• _Stated task_:
Output every entry exactly as given.

• _Records shown_:
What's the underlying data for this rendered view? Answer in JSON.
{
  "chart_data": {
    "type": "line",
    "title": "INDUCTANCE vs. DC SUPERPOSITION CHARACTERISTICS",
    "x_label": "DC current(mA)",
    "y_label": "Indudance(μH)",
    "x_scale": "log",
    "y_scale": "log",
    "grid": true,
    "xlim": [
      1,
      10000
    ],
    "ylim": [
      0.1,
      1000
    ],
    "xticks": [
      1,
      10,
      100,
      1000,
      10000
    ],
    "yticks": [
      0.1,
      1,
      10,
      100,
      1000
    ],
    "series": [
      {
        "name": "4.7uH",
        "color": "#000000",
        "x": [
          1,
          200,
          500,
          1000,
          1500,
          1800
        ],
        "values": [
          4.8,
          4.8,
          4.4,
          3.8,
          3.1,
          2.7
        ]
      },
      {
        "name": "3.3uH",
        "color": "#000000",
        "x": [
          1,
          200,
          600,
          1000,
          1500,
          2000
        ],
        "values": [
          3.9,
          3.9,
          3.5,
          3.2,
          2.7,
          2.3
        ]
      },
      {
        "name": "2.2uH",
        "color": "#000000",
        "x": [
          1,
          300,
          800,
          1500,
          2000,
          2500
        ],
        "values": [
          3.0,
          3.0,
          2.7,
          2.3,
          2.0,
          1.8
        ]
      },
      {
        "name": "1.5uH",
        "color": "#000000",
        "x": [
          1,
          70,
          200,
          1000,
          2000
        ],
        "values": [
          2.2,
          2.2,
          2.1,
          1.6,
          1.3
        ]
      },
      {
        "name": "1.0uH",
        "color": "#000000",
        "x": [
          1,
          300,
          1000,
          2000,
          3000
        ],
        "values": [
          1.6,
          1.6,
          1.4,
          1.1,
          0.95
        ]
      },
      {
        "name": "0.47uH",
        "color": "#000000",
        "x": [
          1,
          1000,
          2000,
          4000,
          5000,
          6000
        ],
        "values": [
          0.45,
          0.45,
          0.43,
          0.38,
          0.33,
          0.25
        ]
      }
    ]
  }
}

• _Response for this exercise_:
What's the underlying data for this rendered view? Answer in JSON.
{
  "chart_data": {
    "type": "line",
    "title": "INDUCTANCE vs. DC SUPERPOSITION CHARACTERISTICS",
    "x_label": "DC current(mA)",
    "y_label": "Indudance(μH)",
    "x_scale": "log",
    "y_scale": "log",
    "grid": true,
    "xlim": [
      1,
      10000
    ],
    "ylim": [
      0.1,
      1000
    ],
    "xticks": [
      1,
      10,
      100,
      1000,
      10000
    ],
    "yticks": [
      0.1,
      1,
      10,
      100,
      1000
    ],
    "series": [
      {
        "name": "4.7uH",
        "color": "#000000",
        "x": [
          1,
          200,
          500,
          1000,
          1500,
          1800
        ],
        "values": [
          4.8,
          4.8,
          4.4,
          3.8,
          3.1,
          2.7
        ]
      },
      {
        "name": "3.3uH",
        "color": "#000000",
        "x": [
          1,
          200,
          600,
          1000,
          1500,
          2000
        ],
        "values": [
          3.9,
          3.9,
          3.5,
          3.2,
          2.7,
          2.3
        ]
      },
      {
        "name": "2.2uH",
        "color": "#000000",
        "x": [
          1,
          300,
          800,
          1500,
          2000,
          2500
        ],
        "values": [
          3.0,
          3.0,
          2.7,
          2.3,
          2.0,
          1.8
        ]
      },
      {
        "name": "1.5uH",
        "color": "#000000",
        "x": [
          1,
          70,
          200,
          1000,
          2000
        ],
        "values": [
          2.2,
          2.2,
          2.1,
          1.6,
          1.3
        ]
      },
      {
        "name": "1.0uH",
        "color": "#000000",
        "x": [
          1,
          300,
          1000,
          2000,
          3000
        ],
        "values": [
          1.6,
          1.6,
          1.4,
          1.1,
          0.95
        ]
      },
      {
        "name": "0.47uH",
        "color": "#000000",
        "x": [
          1,
          1000,
          2000,
          4000,
          5000,
          6000
        ],
        "values": [
          0.45,
          0.45,
          0.43,
          0.38,
          0.33,
          0.25
        ]
      }
    ]
  }
}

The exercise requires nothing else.